Exercise goal
Your task is to transcribe the records exactly, skipping every image.

*** Records for the task ***

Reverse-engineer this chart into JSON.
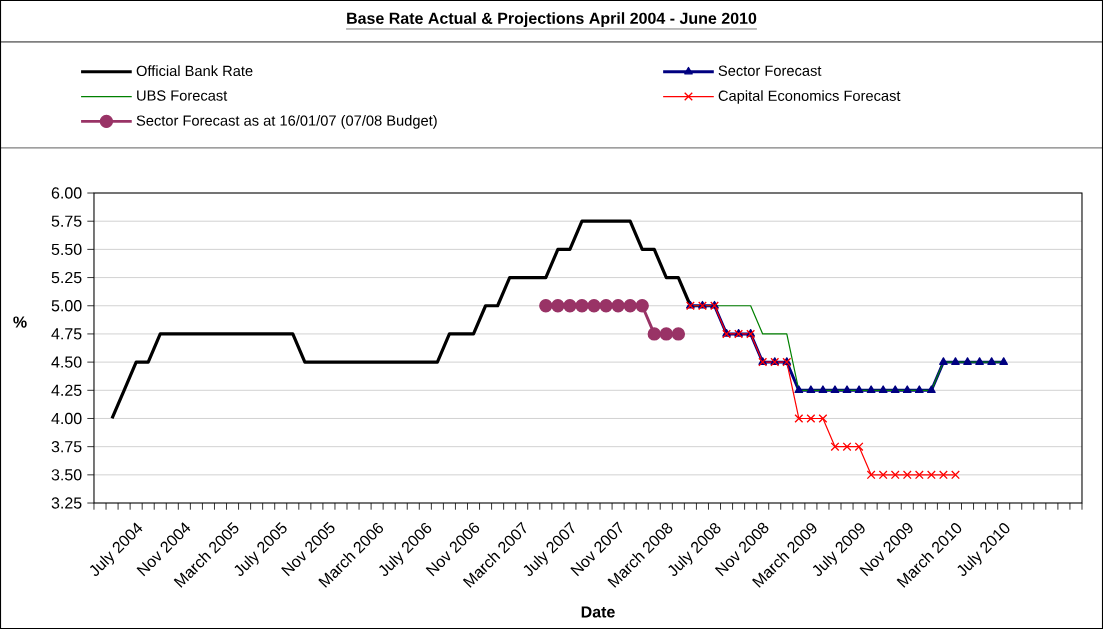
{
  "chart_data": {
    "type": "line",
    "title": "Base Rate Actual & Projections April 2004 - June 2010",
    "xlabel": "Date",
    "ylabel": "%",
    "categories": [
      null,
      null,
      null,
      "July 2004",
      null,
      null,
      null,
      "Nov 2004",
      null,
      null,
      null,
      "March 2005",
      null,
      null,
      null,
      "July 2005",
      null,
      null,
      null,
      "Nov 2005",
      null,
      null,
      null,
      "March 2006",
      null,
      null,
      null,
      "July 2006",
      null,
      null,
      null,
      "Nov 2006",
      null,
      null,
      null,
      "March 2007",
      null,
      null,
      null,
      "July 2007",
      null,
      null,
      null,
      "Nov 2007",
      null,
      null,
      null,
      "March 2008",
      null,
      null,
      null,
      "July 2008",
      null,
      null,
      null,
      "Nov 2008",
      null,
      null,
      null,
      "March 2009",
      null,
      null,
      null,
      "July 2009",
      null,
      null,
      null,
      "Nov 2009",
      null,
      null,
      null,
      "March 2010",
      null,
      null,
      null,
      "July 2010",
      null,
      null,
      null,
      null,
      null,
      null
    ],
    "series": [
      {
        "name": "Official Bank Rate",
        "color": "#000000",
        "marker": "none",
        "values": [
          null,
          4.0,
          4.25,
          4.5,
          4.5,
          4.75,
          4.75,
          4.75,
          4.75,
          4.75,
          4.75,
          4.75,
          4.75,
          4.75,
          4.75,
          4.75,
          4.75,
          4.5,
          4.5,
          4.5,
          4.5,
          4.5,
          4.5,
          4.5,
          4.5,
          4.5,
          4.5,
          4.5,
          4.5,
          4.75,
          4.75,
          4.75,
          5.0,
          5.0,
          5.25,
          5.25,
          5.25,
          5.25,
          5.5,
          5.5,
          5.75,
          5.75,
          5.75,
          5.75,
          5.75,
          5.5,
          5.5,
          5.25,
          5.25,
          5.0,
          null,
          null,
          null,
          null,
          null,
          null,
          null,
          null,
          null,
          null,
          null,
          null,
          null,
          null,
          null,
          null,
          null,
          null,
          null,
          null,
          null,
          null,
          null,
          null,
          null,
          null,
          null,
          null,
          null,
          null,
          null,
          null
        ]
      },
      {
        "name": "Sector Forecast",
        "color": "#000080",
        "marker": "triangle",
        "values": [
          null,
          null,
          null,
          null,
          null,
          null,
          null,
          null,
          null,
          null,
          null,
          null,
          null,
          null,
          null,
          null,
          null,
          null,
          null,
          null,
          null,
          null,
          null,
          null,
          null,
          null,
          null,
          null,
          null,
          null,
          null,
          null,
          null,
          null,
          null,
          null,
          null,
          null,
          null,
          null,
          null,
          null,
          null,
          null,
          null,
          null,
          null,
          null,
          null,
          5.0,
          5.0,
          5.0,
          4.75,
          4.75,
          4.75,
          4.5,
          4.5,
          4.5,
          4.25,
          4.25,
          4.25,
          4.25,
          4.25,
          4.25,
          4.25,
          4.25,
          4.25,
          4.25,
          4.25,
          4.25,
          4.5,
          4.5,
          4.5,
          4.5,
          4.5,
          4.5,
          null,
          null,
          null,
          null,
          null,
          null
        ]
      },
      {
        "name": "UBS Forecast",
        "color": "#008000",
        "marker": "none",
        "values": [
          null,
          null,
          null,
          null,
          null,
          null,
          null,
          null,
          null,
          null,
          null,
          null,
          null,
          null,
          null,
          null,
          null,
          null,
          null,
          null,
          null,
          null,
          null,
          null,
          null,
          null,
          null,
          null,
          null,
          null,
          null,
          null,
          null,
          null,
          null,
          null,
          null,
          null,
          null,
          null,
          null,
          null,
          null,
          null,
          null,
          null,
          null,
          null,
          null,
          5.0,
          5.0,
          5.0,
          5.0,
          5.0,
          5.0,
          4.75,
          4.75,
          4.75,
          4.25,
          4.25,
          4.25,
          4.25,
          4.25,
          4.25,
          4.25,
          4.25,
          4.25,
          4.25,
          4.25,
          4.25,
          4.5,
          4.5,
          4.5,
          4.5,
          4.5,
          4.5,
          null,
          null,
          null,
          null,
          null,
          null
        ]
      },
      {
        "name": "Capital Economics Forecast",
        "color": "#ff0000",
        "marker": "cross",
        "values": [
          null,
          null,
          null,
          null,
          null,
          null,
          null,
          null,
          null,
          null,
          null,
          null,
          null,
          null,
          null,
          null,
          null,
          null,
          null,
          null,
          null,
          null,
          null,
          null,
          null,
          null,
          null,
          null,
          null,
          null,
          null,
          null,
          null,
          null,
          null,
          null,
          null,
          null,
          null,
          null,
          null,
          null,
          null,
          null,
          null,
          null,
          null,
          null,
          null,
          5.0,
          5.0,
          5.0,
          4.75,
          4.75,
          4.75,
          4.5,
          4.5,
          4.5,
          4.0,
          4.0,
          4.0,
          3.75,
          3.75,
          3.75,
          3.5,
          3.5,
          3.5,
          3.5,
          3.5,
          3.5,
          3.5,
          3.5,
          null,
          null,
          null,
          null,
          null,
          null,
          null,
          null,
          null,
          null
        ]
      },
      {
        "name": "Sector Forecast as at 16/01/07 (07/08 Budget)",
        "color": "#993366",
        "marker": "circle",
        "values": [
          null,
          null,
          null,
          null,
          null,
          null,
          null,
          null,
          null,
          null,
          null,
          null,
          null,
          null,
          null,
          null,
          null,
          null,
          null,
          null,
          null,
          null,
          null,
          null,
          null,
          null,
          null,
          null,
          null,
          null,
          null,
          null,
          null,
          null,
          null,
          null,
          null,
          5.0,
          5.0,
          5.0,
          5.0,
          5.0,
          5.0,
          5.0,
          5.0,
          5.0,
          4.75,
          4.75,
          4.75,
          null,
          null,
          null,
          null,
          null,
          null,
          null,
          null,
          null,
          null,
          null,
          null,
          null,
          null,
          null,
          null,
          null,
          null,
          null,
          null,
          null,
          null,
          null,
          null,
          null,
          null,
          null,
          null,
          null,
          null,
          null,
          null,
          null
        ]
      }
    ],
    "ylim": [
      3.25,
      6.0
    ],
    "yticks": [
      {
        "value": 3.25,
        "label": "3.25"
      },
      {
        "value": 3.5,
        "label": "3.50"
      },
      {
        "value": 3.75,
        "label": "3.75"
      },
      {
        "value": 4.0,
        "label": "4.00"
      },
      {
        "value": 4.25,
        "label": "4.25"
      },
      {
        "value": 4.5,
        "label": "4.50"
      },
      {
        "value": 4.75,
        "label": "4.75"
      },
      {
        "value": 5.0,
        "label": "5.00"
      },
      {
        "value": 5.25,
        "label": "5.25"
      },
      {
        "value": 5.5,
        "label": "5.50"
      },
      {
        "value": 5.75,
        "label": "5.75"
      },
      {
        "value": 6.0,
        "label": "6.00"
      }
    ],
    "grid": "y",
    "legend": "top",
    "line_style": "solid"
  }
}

***

Answer for this exercise
Reverse-engineer this chart into JSON.
{
  "chart_data": {
    "type": "line",
    "title": "Base Rate Actual & Projections April 2004 - June 2010",
    "xlabel": "Date",
    "ylabel": "%",
    "categories": [
      null,
      null,
      null,
      "July 2004",
      null,
      null,
      null,
      "Nov 2004",
      null,
      null,
      null,
      "March 2005",
      null,
      null,
      null,
      "July 2005",
      null,
      null,
      null,
      "Nov 2005",
      null,
      null,
      null,
      "March 2006",
      null,
      null,
      null,
      "July 2006",
      null,
      null,
      null,
      "Nov 2006",
      null,
      null,
      null,
      "March 2007",
      null,
      null,
      null,
      "July 2007",
      null,
      null,
      null,
      "Nov 2007",
      null,
      null,
      null,
      "March 2008",
      null,
      null,
      null,
      "July 2008",
      null,
      null,
      null,
      "Nov 2008",
      null,
      null,
      null,
      "March 2009",
      null,
      null,
      null,
      "July 2009",
      null,
      null,
      null,
      "Nov 2009",
      null,
      null,
      null,
      "March 2010",
      null,
      null,
      null,
      "July 2010",
      null,
      null,
      null,
      null,
      null,
      null
    ],
    "series": [
      {
        "name": "Official Bank Rate",
        "color": "#000000",
        "marker": "none",
        "values": [
          null,
          4.0,
          4.25,
          4.5,
          4.5,
          4.75,
          4.75,
          4.75,
          4.75,
          4.75,
          4.75,
          4.75,
          4.75,
          4.75,
          4.75,
          4.75,
          4.75,
          4.5,
          4.5,
          4.5,
          4.5,
          4.5,
          4.5,
          4.5,
          4.5,
          4.5,
          4.5,
          4.5,
          4.5,
          4.75,
          4.75,
          4.75,
          5.0,
          5.0,
          5.25,
          5.25,
          5.25,
          5.25,
          5.5,
          5.5,
          5.75,
          5.75,
          5.75,
          5.75,
          5.75,
          5.5,
          5.5,
          5.25,
          5.25,
          5.0,
          null,
          null,
          null,
          null,
          null,
          null,
          null,
          null,
          null,
          null,
          null,
          null,
          null,
          null,
          null,
          null,
          null,
          null,
          null,
          null,
          null,
          null,
          null,
          null,
          null,
          null,
          null,
          null,
          null,
          null,
          null,
          null
        ]
      },
      {
        "name": "Sector Forecast",
        "color": "#000080",
        "marker": "triangle",
        "values": [
          null,
          null,
          null,
          null,
          null,
          null,
          null,
          null,
          null,
          null,
          null,
          null,
          null,
          null,
          null,
          null,
          null,
          null,
          null,
          null,
          null,
          null,
          null,
          null,
          null,
          null,
          null,
          null,
          null,
          null,
          null,
          null,
          null,
          null,
          null,
          null,
          null,
          null,
          null,
          null,
          null,
          null,
          null,
          null,
          null,
          null,
          null,
          null,
          null,
          5.0,
          5.0,
          5.0,
          4.75,
          4.75,
          4.75,
          4.5,
          4.5,
          4.5,
          4.25,
          4.25,
          4.25,
          4.25,
          4.25,
          4.25,
          4.25,
          4.25,
          4.25,
          4.25,
          4.25,
          4.25,
          4.5,
          4.5,
          4.5,
          4.5,
          4.5,
          4.5,
          null,
          null,
          null,
          null,
          null,
          null
        ]
      },
      {
        "name": "UBS Forecast",
        "color": "#008000",
        "marker": "none",
        "values": [
          null,
          null,
          null,
          null,
          null,
          null,
          null,
          null,
          null,
          null,
          null,
          null,
          null,
          null,
          null,
          null,
          null,
          null,
          null,
          null,
          null,
          null,
          null,
          null,
          null,
          null,
          null,
          null,
          null,
          null,
          null,
          null,
          null,
          null,
          null,
          null,
          null,
          null,
          null,
          null,
          null,
          null,
          null,
          null,
          null,
          null,
          null,
          null,
          null,
          5.0,
          5.0,
          5.0,
          5.0,
          5.0,
          5.0,
          4.75,
          4.75,
          4.75,
          4.25,
          4.25,
          4.25,
          4.25,
          4.25,
          4.25,
          4.25,
          4.25,
          4.25,
          4.25,
          4.25,
          4.25,
          4.5,
          4.5,
          4.5,
          4.5,
          4.5,
          4.5,
          null,
          null,
          null,
          null,
          null,
          null
        ]
      },
      {
        "name": "Capital Economics Forecast",
        "color": "#ff0000",
        "marker": "cross",
        "values": [
          null,
          null,
          null,
          null,
          null,
          null,
          null,
          null,
          null,
          null,
          null,
          null,
          null,
          null,
          null,
          null,
          null,
          null,
          null,
          null,
          null,
          null,
          null,
          null,
          null,
          null,
          null,
          null,
          null,
          null,
          null,
          null,
          null,
          null,
          null,
          null,
          null,
          null,
          null,
          null,
          null,
          null,
          null,
          null,
          null,
          null,
          null,
          null,
          null,
          5.0,
          5.0,
          5.0,
          4.75,
          4.75,
          4.75,
          4.5,
          4.5,
          4.5,
          4.0,
          4.0,
          4.0,
          3.75,
          3.75,
          3.75,
          3.5,
          3.5,
          3.5,
          3.5,
          3.5,
          3.5,
          3.5,
          3.5,
          null,
          null,
          null,
          null,
          null,
          null,
          null,
          null,
          null,
          null
        ]
      },
      {
        "name": "Sector Forecast as at 16/01/07 (07/08 Budget)",
        "color": "#993366",
        "marker": "circle",
        "values": [
          null,
          null,
          null,
          null,
          null,
          null,
          null,
          null,
          null,
          null,
          null,
          null,
          null,
          null,
          null,
          null,
          null,
          null,
          null,
          null,
          null,
          null,
          null,
          null,
          null,
          null,
          null,
          null,
          null,
          null,
          null,
          null,
          null,
          null,
          null,
          null,
          null,
          5.0,
          5.0,
          5.0,
          5.0,
          5.0,
          5.0,
          5.0,
          5.0,
          5.0,
          4.75,
          4.75,
          4.75,
          null,
          null,
          null,
          null,
          null,
          null,
          null,
          null,
          null,
          null,
          null,
          null,
          null,
          null,
          null,
          null,
          null,
          null,
          null,
          null,
          null,
          null,
          null,
          null,
          null,
          null,
          null,
          null,
          null,
          null,
          null,
          null,
          null
        ]
      }
    ],
    "ylim": [
      3.25,
      6.0
    ],
    "yticks": [
      {
        "value": 3.25,
        "label": "3.25"
      },
      {
        "value": 3.5,
        "label": "3.50"
      },
      {
        "value": 3.75,
        "label": "3.75"
      },
      {
        "value": 4.0,
        "label": "4.00"
      },
      {
        "value": 4.25,
        "label": "4.25"
      },
      {
        "value": 4.5,
        "label": "4.50"
      },
      {
        "value": 4.75,
        "label": "4.75"
      },
      {
        "value": 5.0,
        "label": "5.00"
      },
      {
        "value": 5.25,
        "label": "5.25"
      },
      {
        "value": 5.5,
        "label": "5.50"
      },
      {
        "value": 5.75,
        "label": "5.75"
      },
      {
        "value": 6.0,
        "label": "6.00"
      }
    ],
    "grid": "y",
    "legend": "top",
    "line_style": "solid"
  }
}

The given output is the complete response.